Work to complete: Copy out every record below with complete accuracy.

Rows:
┌────────
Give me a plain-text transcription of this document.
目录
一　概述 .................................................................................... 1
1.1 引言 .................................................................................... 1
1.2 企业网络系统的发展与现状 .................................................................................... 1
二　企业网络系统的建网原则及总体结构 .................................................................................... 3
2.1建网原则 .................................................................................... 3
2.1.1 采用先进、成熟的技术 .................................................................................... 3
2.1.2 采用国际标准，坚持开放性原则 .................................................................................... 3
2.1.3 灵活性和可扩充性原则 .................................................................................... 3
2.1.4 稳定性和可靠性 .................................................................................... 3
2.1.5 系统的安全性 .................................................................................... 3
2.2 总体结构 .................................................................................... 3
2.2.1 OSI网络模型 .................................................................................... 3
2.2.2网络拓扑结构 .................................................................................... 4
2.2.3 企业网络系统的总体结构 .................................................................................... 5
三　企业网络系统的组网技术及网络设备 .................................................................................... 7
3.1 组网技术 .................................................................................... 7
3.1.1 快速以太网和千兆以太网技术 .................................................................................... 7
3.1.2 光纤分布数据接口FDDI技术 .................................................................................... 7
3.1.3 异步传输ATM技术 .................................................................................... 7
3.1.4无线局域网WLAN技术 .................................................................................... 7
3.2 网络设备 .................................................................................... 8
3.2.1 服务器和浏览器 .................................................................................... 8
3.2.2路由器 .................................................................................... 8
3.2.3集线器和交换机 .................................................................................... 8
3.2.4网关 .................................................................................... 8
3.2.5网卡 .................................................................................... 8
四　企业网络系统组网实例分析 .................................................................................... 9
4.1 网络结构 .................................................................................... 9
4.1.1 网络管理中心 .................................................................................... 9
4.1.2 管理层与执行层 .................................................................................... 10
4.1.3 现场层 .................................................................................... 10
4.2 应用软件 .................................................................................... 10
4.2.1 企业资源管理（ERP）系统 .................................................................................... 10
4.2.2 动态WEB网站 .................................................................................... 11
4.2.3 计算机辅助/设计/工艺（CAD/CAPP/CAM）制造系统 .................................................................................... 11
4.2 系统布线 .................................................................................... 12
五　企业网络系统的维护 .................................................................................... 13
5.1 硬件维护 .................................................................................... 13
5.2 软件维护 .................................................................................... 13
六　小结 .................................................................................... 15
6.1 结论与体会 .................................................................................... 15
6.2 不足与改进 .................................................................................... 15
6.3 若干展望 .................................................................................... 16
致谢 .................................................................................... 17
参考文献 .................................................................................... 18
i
└────────
Written reply:
Give me a plain-text transcription of this document.
目录
一　概述 .................................................................................... 1
1.1 引言 .................................................................................... 1
1.2 企业网络系统的发展与现状 .................................................................................... 1
二　企业网络系统的建网原则及总体结构 .................................................................................... 3
2.1建网原则 .................................................................................... 3
2.1.1 采用先进、成熟的技术 .................................................................................... 3
2.1.2 采用国际标准，坚持开放性原则 .................................................................................... 3
2.1.3 灵活性和可扩充性原则 .................................................................................... 3
2.1.4 稳定性和可靠性 .................................................................................... 3
2.1.5 系统的安全性 .................................................................................... 3
2.2 总体结构 .................................................................................... 3
2.2.1 OSI网络模型 .................................................................................... 3
2.2.2网络拓扑结构 .................................................................................... 4
2.2.3 企业网络系统的总体结构 .................................................................................... 5
三　企业网络系统的组网技术及网络设备 .................................................................................... 7
3.1 组网技术 .................................................................................... 7
3.1.1 快速以太网和千兆以太网技术 .................................................................................... 7
3.1.2 光纤分布数据接口FDDI技术 .................................................................................... 7
3.1.3 异步传输ATM技术 .................................................................................... 7
3.1.4无线局域网WLAN技术 .................................................................................... 7
3.2 网络设备 .................................................................................... 8
3.2.1 服务器和浏览器 .................................................................................... 8
3.2.2路由器 .................................................................................... 8
3.2.3集线器和交换机 .................................................................................... 8
3.2.4网关 .................................................................................... 8
3.2.5网卡 .................................................................................... 8
四　企业网络系统组网实例分析 .................................................................................... 9
4.1 网络结构 .................................................................................... 9
4.1.1 网络管理中心 .................................................................................... 9
4.1.2 管理层与执行层 .................................................................................... 10
4.1.3 现场层 .................................................................................... 10
4.2 应用软件 .................................................................................... 10
4.2.1 企业资源管理（ERP）系统 .................................................................................... 10
4.2.2 动态WEB网站 .................................................................................... 11
4.2.3 计算机辅助/设计/工艺（CAD/CAPP/CAM）制造系统 .................................................................................... 11
4.2 系统布线 .................................................................................... 12
五　企业网络系统的维护 .................................................................................... 13
5.1 硬件维护 .................................................................................... 13
5.2 软件维护 .................................................................................... 13
六　小结 .................................................................................... 15
6.1 结论与体会 .................................................................................... 15
6.2 不足与改进 .................................................................................... 15
6.3 若干展望 .................................................................................... 16
致谢 .................................................................................... 17
参考文献 .................................................................................... 18
i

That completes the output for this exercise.